Given request: Below are some records; work out how many of their lines contain "this" and give the number only.

Entries shown:
○ ○ ○

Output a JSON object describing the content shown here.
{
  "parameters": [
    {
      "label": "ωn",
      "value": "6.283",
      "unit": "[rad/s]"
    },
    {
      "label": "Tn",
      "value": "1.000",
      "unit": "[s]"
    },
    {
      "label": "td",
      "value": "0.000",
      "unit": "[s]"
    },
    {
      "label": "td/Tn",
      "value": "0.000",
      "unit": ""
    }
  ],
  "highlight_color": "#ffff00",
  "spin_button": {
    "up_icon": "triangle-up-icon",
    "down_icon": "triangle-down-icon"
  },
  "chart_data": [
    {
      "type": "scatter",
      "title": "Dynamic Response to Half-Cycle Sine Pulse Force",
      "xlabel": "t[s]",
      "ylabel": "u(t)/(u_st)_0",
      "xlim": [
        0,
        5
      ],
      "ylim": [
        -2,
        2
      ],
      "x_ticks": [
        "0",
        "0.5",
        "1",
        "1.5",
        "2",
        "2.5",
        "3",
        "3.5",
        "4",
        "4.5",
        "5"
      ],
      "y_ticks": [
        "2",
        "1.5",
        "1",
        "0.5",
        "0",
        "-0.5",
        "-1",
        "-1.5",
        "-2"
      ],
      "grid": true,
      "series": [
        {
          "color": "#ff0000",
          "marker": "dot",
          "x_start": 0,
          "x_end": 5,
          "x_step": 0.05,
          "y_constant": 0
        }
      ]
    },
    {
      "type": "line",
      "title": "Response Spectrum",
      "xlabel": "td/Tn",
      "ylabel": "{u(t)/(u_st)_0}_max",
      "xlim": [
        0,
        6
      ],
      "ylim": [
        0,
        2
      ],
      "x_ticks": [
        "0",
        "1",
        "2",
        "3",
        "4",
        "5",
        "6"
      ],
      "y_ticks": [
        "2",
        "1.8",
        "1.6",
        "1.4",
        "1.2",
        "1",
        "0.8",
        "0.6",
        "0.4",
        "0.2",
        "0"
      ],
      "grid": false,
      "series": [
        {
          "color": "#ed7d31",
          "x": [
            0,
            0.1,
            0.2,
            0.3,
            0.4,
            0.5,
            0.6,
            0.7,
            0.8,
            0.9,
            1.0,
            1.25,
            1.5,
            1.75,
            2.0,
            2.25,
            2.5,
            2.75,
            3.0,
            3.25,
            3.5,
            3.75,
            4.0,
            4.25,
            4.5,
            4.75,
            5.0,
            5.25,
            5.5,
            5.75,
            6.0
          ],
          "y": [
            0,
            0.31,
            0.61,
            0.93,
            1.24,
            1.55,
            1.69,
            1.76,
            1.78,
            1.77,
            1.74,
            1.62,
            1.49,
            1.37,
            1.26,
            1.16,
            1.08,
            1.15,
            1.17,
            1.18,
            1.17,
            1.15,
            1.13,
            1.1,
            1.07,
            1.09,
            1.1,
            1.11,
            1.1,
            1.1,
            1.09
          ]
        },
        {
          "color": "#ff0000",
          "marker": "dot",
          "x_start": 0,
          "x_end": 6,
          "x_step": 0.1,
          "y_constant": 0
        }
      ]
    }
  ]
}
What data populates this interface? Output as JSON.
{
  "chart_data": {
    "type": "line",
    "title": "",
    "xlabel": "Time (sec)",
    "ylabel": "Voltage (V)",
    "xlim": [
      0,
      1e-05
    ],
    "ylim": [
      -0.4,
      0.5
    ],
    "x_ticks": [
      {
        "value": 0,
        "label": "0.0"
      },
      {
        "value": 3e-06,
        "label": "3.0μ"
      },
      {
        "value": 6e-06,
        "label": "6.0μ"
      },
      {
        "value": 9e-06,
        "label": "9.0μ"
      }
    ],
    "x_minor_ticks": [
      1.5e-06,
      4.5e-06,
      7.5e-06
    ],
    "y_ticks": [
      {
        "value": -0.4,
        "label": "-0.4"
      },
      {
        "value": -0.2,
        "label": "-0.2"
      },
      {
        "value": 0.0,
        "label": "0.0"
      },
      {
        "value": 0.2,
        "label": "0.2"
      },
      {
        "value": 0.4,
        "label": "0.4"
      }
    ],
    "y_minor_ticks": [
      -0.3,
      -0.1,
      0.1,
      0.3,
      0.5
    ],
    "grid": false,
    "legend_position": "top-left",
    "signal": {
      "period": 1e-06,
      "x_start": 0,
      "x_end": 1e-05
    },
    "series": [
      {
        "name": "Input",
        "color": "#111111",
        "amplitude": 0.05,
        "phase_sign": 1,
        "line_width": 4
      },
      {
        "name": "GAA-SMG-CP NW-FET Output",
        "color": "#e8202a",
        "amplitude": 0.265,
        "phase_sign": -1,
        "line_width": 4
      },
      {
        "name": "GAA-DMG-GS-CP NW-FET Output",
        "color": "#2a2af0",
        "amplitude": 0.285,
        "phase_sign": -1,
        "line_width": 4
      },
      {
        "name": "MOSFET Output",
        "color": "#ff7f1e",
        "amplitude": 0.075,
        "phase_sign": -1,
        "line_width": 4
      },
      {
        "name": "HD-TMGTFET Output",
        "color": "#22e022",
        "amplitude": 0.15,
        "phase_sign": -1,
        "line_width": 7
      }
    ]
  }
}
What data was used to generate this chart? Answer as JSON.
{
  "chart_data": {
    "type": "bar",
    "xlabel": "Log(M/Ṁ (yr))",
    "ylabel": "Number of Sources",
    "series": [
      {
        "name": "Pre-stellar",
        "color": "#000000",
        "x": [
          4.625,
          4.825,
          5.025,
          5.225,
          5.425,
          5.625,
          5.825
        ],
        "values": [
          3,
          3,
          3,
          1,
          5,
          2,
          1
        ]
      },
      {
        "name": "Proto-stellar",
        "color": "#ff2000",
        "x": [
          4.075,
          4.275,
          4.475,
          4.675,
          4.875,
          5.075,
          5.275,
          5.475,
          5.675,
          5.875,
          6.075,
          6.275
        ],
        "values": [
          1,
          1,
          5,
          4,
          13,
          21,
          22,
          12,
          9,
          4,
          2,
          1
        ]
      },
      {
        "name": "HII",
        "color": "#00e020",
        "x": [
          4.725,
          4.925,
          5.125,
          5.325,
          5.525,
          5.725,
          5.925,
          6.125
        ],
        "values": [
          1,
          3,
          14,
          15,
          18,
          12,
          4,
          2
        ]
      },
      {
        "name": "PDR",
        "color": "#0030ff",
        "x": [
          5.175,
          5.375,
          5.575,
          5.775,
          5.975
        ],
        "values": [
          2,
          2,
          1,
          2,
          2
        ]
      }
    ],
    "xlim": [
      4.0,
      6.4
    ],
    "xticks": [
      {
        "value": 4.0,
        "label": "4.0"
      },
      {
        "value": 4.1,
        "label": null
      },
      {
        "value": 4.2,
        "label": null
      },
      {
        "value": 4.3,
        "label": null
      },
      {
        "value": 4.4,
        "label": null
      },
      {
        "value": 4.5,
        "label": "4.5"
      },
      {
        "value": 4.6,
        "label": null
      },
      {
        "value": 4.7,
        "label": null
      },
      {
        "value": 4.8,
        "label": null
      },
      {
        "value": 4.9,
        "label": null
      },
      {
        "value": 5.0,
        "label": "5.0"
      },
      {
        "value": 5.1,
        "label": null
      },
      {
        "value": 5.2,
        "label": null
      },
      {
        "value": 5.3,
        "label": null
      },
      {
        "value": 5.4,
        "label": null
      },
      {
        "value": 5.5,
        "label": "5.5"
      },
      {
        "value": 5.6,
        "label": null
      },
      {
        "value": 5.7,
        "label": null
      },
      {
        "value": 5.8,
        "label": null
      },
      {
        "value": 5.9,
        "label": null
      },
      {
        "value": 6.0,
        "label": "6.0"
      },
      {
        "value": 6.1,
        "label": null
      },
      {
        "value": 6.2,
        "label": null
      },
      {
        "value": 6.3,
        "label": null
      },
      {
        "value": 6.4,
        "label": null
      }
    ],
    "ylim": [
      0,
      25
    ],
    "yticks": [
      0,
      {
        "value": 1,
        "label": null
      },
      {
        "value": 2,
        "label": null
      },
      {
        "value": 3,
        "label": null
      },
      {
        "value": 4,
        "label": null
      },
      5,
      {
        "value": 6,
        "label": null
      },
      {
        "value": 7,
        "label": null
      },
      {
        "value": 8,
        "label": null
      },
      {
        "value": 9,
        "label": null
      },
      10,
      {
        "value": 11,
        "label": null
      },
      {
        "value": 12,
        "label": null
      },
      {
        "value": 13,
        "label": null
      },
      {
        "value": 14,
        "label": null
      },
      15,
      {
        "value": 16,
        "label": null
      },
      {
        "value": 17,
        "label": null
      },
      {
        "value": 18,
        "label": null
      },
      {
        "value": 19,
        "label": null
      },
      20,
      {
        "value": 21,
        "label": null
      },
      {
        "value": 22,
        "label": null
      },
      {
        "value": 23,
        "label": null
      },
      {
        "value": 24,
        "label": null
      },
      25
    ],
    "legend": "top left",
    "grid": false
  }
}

○ ○ ○

Task response: 2